▶ **SHORT EXERCISE**
Below is a block of records. Copy every line in it that contains the word "Подтверждение".

▶ **DATASET**
···
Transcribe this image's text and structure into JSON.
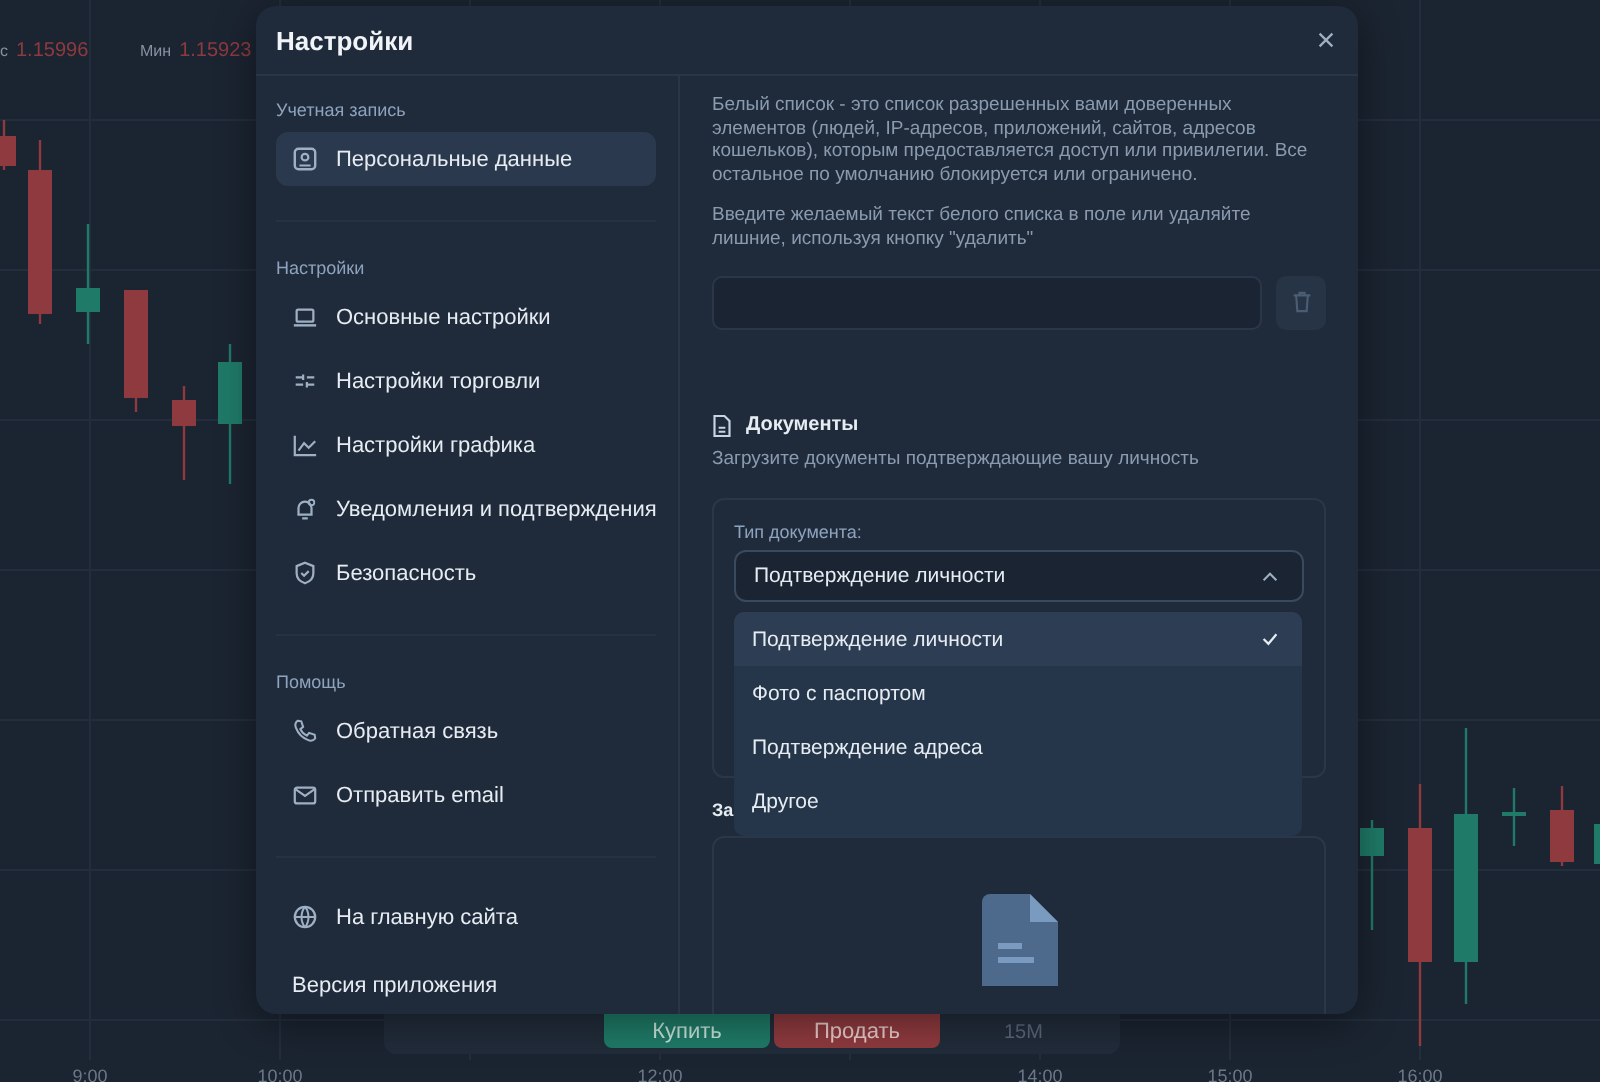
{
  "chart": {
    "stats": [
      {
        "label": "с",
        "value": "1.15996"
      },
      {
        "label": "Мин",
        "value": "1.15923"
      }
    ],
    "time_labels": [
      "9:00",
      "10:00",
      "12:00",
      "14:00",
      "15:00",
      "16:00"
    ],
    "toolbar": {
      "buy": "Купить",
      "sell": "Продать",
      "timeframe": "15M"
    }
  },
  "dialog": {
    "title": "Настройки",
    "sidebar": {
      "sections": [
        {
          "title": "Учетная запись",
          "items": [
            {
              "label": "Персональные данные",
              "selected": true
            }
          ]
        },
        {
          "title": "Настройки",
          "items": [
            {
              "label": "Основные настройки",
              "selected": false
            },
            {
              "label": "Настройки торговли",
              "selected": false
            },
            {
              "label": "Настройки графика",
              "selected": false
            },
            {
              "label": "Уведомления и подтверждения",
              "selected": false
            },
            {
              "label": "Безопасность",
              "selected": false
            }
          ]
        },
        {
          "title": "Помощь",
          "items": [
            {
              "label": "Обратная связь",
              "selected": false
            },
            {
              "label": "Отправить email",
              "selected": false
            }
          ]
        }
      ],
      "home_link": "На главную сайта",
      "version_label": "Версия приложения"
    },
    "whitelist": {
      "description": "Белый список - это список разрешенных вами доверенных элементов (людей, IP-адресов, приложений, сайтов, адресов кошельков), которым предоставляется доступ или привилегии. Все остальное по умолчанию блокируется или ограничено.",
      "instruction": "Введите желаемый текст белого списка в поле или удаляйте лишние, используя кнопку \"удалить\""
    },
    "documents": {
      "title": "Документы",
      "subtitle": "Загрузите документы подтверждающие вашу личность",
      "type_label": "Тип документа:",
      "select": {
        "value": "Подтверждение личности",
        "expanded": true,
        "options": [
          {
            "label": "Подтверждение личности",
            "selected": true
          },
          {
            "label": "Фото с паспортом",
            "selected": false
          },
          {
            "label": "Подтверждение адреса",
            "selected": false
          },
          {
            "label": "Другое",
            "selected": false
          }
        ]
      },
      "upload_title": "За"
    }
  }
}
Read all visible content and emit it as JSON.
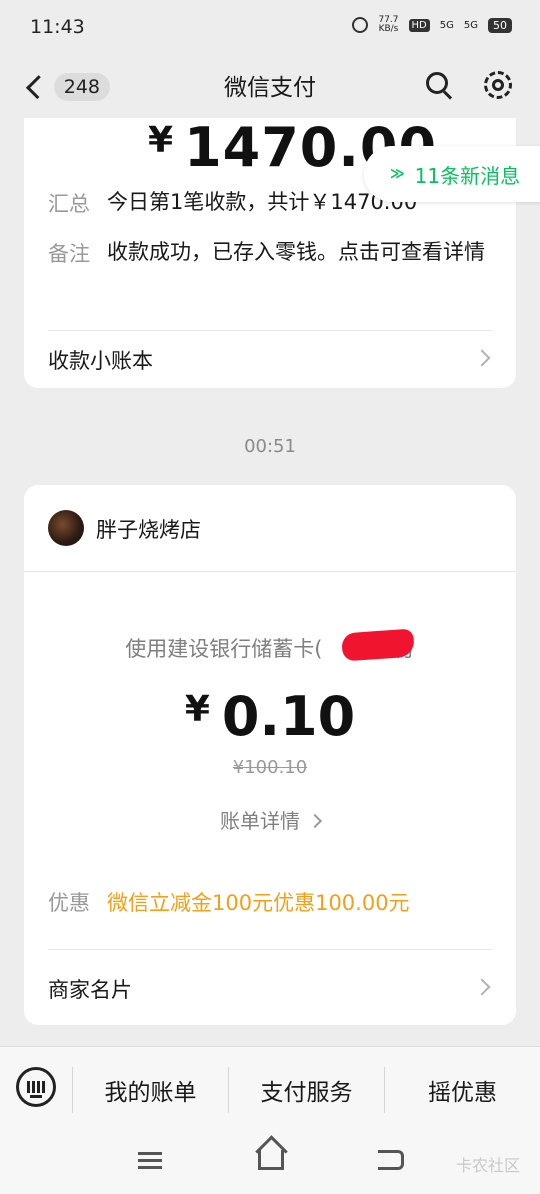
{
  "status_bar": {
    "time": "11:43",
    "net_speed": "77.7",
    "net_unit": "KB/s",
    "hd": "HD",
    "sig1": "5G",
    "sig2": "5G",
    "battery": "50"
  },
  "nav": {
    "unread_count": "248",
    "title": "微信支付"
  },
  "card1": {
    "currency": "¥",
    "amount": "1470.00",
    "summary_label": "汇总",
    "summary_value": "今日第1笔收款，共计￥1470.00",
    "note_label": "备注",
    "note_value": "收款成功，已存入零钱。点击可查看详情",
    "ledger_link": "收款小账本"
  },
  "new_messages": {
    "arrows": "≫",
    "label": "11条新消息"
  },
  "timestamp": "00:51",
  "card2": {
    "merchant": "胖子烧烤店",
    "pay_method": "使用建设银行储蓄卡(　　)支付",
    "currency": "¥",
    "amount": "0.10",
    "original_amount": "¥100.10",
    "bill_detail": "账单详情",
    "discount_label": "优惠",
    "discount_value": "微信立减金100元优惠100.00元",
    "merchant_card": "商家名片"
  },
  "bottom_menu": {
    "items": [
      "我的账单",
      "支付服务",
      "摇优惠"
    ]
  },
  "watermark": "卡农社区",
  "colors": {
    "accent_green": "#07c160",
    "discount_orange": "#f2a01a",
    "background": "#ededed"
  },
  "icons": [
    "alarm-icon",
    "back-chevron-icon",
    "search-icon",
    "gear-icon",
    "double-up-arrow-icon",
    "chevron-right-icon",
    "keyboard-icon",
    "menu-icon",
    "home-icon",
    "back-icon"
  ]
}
···
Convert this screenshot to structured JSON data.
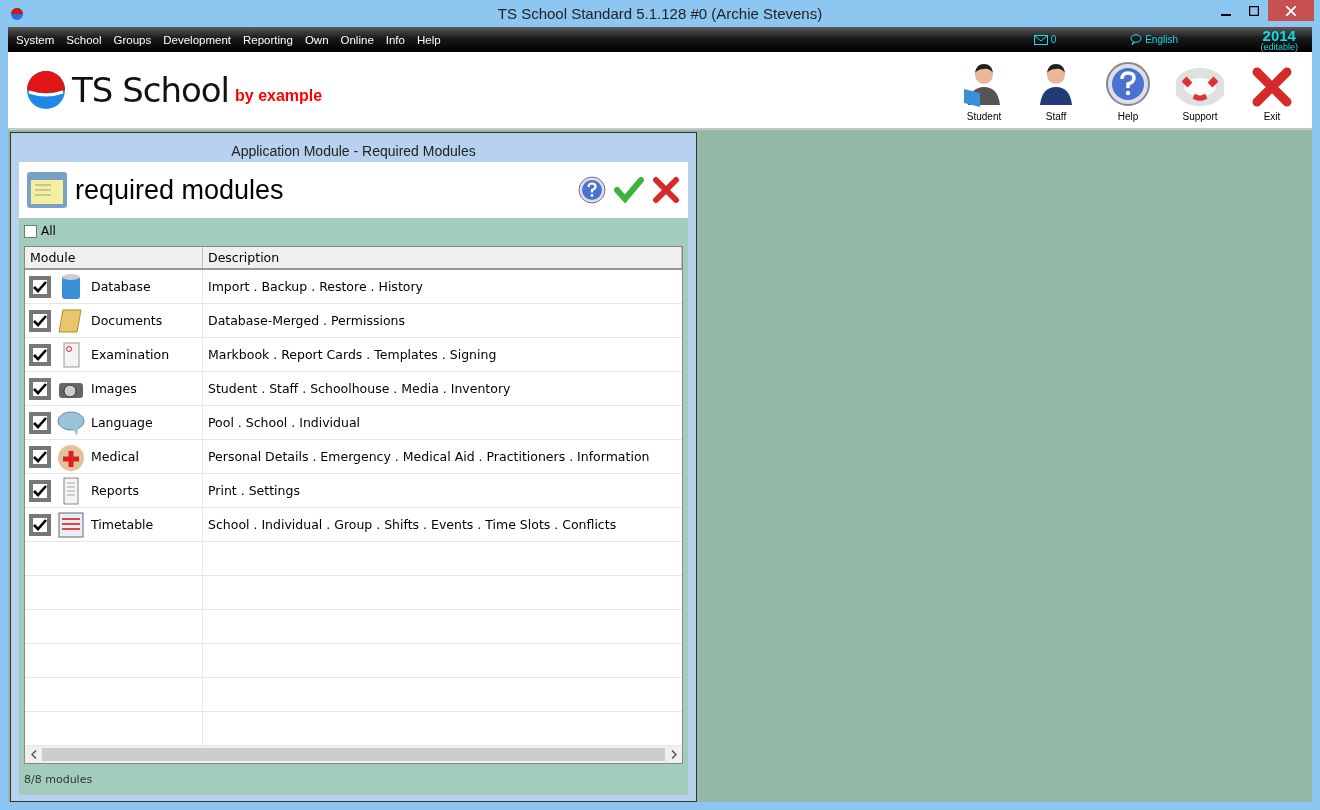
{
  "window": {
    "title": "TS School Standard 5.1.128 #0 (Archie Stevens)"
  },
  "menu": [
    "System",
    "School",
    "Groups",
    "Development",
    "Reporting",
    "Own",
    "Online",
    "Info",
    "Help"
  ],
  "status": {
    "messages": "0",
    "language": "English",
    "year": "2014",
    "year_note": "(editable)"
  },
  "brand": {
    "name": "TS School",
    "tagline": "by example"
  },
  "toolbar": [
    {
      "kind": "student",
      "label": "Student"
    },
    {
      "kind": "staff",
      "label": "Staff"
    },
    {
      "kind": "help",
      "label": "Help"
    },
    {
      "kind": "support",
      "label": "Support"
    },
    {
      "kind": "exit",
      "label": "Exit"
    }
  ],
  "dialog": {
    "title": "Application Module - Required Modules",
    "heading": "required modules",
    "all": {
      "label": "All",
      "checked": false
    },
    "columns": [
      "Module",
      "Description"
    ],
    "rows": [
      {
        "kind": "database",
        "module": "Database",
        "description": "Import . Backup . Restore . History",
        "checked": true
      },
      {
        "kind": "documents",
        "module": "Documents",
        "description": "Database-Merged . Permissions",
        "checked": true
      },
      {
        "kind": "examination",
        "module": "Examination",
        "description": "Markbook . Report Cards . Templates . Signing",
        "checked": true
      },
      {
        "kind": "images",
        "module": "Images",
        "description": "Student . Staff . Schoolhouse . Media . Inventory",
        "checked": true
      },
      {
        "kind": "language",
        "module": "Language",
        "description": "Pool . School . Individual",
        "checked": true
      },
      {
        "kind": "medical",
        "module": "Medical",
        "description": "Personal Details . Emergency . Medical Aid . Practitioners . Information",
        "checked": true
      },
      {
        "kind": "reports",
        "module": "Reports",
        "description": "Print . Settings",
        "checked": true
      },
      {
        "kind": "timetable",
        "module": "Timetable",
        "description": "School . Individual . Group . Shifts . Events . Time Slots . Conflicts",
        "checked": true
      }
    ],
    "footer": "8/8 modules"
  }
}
···
▶ **THE REPLY**
        "value": "Подтверждение личности",
            "label": "Подтверждение личности",
            "label": "Подтверждение адреса",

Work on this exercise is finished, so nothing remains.